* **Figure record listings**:
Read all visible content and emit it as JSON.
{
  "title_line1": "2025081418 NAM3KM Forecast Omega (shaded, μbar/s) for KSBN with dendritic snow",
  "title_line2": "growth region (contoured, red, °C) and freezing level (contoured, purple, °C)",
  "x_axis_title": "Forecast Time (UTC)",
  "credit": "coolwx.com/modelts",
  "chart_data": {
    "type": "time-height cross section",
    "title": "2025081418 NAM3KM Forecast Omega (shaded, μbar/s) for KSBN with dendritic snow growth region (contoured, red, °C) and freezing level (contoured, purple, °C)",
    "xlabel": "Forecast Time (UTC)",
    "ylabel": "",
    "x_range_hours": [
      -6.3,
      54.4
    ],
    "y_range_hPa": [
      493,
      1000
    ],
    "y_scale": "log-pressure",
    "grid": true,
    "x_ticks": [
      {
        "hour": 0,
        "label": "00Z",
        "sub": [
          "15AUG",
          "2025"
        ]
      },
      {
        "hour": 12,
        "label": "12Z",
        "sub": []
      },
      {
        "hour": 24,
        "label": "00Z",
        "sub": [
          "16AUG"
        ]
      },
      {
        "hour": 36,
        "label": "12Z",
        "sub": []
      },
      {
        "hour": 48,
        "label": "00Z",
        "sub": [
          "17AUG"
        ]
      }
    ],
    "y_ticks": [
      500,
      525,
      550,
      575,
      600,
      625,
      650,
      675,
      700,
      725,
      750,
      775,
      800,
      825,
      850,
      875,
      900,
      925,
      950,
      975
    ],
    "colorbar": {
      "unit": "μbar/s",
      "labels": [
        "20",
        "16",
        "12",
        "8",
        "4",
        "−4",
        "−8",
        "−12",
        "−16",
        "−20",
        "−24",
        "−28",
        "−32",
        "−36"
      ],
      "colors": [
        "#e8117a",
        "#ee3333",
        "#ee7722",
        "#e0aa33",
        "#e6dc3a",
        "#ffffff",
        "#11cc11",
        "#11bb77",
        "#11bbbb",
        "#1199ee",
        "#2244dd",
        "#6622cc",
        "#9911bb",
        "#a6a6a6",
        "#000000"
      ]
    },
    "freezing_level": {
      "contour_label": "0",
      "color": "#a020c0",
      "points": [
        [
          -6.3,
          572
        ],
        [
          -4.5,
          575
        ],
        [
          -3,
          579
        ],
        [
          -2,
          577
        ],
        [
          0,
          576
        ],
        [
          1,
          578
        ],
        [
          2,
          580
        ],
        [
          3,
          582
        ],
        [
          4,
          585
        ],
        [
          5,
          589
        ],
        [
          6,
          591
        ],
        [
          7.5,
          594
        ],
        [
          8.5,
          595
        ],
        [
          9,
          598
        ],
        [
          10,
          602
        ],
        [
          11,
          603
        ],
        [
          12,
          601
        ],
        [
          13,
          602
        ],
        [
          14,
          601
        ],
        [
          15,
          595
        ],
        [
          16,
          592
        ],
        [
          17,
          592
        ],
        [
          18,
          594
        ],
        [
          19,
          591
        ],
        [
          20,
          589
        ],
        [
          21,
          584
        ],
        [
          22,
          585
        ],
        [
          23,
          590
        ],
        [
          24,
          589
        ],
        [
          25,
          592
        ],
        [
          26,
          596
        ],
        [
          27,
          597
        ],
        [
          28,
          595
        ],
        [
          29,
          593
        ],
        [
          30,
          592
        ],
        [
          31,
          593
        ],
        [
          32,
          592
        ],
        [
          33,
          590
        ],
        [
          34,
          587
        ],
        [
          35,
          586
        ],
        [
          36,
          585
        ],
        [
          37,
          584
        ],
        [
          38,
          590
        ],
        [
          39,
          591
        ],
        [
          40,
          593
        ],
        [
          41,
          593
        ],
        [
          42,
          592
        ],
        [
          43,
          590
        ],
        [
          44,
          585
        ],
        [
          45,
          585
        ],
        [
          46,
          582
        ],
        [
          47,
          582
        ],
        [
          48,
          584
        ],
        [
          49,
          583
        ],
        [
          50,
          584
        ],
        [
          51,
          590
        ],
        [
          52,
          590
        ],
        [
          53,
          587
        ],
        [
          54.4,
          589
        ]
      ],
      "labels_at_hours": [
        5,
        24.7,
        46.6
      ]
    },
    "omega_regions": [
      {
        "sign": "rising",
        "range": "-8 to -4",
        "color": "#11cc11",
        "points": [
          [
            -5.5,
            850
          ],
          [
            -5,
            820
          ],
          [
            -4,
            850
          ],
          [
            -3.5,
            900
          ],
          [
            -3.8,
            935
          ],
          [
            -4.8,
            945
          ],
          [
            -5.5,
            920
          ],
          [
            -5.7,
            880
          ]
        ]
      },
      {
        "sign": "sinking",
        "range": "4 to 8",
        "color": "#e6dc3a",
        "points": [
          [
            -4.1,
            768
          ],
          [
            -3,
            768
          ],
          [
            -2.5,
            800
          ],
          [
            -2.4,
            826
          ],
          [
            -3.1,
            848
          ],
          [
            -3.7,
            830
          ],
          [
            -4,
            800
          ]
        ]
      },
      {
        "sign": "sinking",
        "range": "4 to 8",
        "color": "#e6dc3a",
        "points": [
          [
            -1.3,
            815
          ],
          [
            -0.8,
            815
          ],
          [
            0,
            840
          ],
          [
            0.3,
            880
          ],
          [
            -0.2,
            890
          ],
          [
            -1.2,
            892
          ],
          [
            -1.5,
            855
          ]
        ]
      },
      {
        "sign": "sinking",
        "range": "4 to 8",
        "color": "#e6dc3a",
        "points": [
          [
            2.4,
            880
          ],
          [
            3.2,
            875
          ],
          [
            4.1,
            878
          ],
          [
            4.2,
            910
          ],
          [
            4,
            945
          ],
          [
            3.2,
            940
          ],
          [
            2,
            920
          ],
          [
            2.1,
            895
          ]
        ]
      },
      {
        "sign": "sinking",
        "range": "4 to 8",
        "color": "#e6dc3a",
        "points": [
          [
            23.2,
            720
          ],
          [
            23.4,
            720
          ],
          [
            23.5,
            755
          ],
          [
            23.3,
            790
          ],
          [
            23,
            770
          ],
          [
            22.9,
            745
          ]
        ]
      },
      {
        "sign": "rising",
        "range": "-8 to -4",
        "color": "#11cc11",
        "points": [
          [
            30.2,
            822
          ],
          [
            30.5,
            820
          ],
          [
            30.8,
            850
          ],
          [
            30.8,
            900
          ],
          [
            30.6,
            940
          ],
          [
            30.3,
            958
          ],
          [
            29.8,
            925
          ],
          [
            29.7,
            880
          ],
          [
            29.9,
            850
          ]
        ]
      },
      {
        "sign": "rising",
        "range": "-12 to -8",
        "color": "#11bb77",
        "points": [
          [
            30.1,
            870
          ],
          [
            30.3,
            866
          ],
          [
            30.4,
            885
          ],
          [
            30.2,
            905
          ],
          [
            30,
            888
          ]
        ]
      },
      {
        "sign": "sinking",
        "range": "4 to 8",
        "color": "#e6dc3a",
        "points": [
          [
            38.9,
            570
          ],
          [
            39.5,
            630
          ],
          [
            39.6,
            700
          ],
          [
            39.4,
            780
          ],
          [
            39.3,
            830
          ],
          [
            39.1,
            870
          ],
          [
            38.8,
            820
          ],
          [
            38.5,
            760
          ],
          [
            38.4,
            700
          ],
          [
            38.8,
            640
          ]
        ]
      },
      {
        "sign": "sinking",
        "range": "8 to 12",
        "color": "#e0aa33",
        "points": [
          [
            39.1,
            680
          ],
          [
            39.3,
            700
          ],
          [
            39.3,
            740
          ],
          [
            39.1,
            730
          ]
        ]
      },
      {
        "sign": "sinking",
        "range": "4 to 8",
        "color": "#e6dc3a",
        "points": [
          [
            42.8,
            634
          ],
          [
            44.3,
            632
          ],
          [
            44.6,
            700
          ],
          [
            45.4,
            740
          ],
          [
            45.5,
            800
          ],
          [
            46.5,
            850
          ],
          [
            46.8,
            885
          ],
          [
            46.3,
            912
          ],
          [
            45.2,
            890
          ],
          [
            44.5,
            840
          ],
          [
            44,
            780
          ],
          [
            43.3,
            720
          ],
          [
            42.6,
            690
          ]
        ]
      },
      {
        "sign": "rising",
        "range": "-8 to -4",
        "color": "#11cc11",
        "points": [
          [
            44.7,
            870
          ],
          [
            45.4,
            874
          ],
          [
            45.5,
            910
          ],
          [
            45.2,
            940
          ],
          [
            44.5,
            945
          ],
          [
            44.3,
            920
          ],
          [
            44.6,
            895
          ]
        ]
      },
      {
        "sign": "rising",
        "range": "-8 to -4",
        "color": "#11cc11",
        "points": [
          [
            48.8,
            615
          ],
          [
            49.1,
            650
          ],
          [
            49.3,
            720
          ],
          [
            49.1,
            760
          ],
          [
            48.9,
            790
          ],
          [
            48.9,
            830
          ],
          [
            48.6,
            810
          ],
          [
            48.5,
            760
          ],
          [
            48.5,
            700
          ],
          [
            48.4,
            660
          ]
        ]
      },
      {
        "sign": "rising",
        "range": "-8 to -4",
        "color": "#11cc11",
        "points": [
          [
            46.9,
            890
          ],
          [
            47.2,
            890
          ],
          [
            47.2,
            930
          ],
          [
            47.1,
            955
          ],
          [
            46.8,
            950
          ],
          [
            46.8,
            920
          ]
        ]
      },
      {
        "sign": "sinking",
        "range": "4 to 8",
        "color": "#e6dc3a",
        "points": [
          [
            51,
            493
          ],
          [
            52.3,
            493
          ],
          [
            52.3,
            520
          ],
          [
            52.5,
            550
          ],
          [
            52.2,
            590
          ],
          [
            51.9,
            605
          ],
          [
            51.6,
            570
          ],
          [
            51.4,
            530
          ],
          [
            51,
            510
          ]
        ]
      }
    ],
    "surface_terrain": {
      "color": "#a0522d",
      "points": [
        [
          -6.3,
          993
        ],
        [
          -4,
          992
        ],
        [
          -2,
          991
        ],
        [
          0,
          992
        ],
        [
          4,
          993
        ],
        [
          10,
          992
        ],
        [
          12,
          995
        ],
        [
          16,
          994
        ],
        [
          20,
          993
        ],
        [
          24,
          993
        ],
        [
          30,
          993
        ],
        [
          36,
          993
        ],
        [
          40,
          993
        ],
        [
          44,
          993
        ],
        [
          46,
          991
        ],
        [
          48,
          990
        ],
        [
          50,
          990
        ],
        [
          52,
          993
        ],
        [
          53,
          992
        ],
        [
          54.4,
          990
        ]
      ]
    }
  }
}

* **REQUIREMENT**: State, as a number only, how many lines in the entries include "with".

* **RESULT**: 2